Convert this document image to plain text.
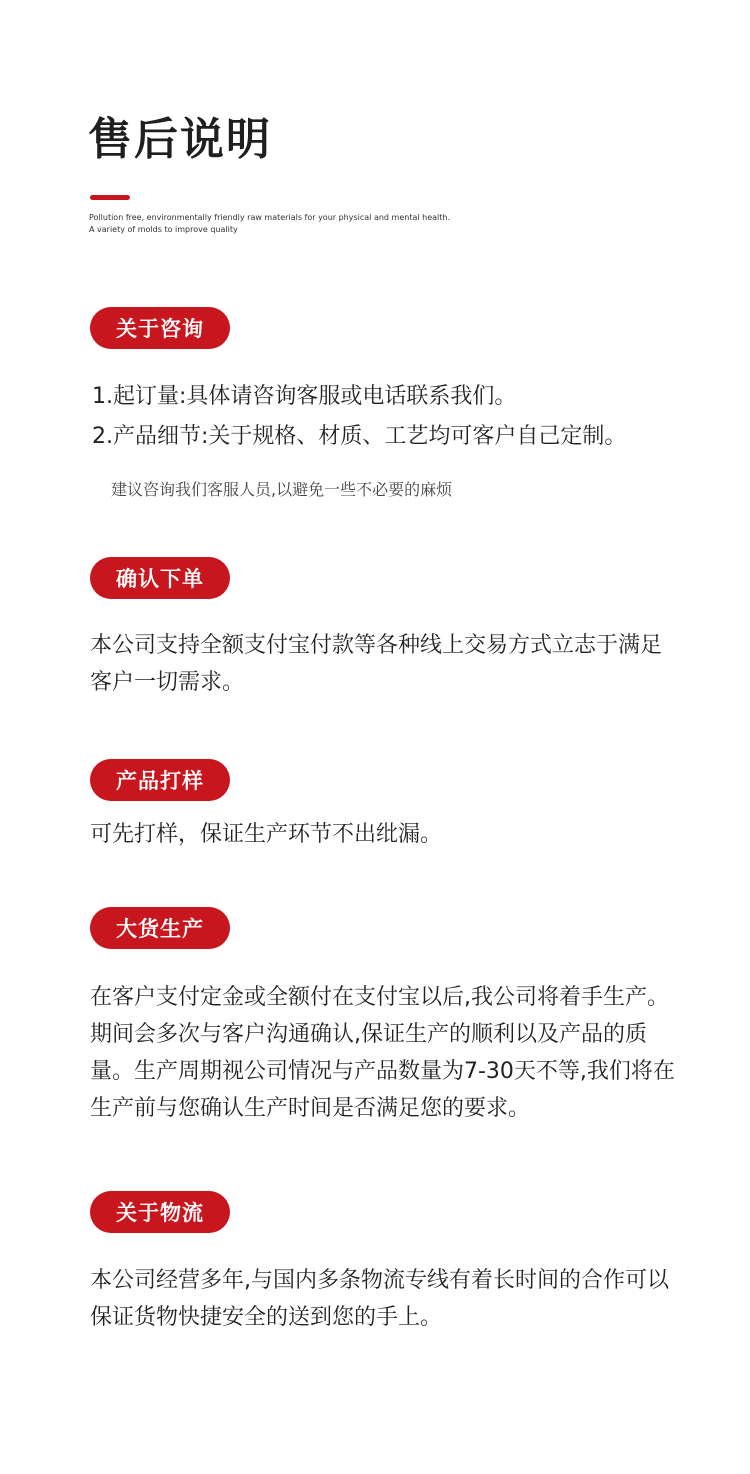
售后说明
Pollution free, environmentally friendly raw materials for your physical and mental health.
A variety of molds to improve quality
关于咨询
1.起订量:具体请咨询客服或电话联系我们。
2.产品细节:关于规格、材质、工艺均可客户自己定制。
建议咨询我们客服人员,以避免一些不必要的麻烦
确认下单

本公司支持全额支付宝付款等各种线上交易方式立志于满足客户一切需求。

产品打样

可先打样，保证生产环节不出纰漏。

大货生产

在客户支付定金或全额付在支付宝以后,我公司将着手生产。期间会多次与客户沟通确认,保证生产的顺利以及产品的质量。生产周期视公司情况与产品数量为7-30天不等,我们将在生产前与您确认生产时间是否满足您的要求。

关于物流

本公司经营多年,与国内多条物流专线有着长时间的合作可以保证货物快捷安全的送到您的手上。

* [What to do]: Reproduce each record above by retyping it exactly; omit all images.

* [Exercise response]:
Convert this document image to plain text.
售后说明
Pollution free, environmentally friendly raw materials for your physical and mental health.
A variety of molds to improve quality
关于咨询
1.起订量:具体请咨询客服或电话联系我们。
2.产品细节:关于规格、材质、工艺均可客户自己定制。
建议咨询我们客服人员,以避免一些不必要的麻烦
确认下单

本公司支持全额支付宝付款等各种线上交易方式立志于满足客户一切需求。

产品打样

可先打样，保证生产环节不出纰漏。

大货生产

在客户支付定金或全额付在支付宝以后,我公司将着手生产。期间会多次与客户沟通确认,保证生产的顺利以及产品的质量。生产周期视公司情况与产品数量为7-30天不等,我们将在生产前与您确认生产时间是否满足您的要求。

关于物流

本公司经营多年,与国内多条物流专线有着长时间的合作可以保证货物快捷安全的送到您的手上。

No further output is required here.